» Exercise details
Take each line containing the word "travail" and copy it.

» Excerpted data
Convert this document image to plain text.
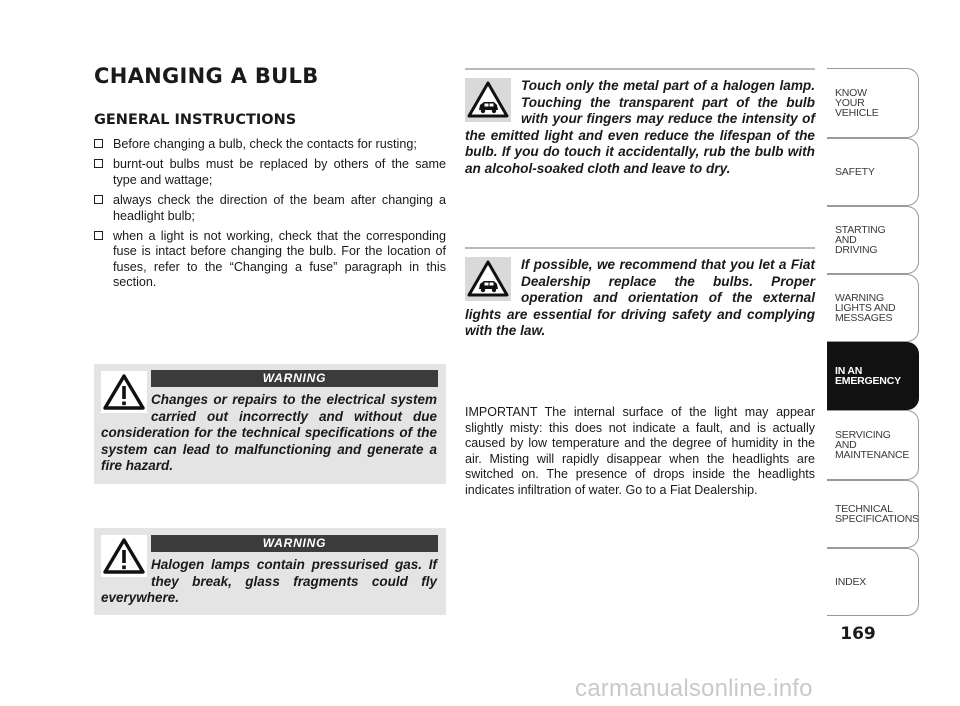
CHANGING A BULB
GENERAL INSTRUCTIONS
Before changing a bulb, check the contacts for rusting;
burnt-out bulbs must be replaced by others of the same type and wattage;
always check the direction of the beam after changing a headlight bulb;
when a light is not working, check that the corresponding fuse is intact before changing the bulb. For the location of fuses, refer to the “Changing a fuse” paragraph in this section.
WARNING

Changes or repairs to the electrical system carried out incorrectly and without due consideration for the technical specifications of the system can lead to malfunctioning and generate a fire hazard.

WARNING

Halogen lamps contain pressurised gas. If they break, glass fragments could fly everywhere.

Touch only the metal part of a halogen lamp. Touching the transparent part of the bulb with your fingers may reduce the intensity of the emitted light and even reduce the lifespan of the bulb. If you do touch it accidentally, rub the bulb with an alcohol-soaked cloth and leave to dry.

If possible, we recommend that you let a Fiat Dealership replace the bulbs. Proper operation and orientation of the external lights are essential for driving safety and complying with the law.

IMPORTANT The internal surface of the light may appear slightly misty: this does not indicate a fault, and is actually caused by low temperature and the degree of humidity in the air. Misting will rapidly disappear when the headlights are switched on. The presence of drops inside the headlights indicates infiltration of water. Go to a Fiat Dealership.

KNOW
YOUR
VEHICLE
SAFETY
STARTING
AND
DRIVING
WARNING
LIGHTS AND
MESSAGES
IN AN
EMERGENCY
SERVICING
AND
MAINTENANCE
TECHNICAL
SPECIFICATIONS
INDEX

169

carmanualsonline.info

--

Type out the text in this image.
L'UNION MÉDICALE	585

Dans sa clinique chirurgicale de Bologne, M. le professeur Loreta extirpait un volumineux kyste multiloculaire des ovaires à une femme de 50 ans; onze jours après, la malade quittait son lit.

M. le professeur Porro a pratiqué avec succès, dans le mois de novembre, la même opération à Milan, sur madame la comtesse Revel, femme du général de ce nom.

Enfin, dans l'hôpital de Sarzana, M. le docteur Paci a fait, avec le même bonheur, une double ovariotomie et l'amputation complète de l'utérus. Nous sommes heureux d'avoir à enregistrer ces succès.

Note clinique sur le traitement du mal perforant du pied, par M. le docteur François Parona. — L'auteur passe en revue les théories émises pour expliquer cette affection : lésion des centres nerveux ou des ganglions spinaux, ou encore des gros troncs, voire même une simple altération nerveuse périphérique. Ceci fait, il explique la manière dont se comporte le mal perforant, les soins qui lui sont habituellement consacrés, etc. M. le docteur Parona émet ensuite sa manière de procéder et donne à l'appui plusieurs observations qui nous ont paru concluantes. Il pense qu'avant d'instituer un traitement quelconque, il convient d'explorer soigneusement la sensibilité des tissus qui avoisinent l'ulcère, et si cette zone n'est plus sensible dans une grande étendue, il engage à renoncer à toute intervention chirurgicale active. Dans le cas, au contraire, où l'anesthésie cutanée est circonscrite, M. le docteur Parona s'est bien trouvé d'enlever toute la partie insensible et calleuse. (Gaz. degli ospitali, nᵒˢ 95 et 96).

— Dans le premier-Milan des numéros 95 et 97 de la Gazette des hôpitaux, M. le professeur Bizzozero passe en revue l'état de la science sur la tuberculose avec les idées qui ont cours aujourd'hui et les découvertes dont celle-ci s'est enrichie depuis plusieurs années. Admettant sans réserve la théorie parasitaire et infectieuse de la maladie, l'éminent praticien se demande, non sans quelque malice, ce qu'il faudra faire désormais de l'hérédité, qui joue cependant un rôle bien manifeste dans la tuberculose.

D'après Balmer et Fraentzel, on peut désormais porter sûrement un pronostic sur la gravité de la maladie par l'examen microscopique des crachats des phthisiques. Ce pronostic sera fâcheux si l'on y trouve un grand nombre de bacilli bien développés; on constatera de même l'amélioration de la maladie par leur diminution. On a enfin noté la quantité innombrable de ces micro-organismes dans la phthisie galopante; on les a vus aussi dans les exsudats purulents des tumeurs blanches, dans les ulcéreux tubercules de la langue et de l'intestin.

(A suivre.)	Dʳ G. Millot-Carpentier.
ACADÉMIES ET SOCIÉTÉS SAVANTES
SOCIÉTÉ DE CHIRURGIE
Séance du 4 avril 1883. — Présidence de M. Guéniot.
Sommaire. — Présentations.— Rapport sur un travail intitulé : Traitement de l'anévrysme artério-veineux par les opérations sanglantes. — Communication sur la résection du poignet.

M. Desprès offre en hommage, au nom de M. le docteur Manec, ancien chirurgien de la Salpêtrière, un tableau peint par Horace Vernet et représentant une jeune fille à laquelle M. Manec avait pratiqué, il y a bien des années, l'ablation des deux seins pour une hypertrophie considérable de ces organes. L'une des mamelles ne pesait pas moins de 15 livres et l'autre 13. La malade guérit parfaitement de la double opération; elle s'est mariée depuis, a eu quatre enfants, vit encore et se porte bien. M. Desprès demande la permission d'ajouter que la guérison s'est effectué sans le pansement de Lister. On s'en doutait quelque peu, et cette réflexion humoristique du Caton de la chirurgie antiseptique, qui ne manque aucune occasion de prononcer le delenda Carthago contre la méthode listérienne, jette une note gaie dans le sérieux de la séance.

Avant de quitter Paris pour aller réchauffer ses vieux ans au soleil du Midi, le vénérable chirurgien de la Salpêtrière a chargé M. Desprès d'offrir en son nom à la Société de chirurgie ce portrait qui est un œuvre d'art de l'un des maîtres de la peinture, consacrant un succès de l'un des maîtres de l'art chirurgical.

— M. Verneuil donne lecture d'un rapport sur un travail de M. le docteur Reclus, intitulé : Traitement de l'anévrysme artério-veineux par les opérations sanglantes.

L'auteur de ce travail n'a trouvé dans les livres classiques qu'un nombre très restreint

» Result for this exercise
Sommaire. — Présentations.— Rapport sur un travail intitulé : Traitement de l'anévrysme artério-veineux par les opérations sanglantes. — Communication sur la résection du poignet.
— M. Verneuil donne lecture d'un rapport sur un travail de M. le docteur Reclus, intitulé : Traitement de l'anévrysme artério-veineux par les opérations sanglantes.
L'auteur de ce travail n'a trouvé dans les livres classiques qu'un nombre très restreint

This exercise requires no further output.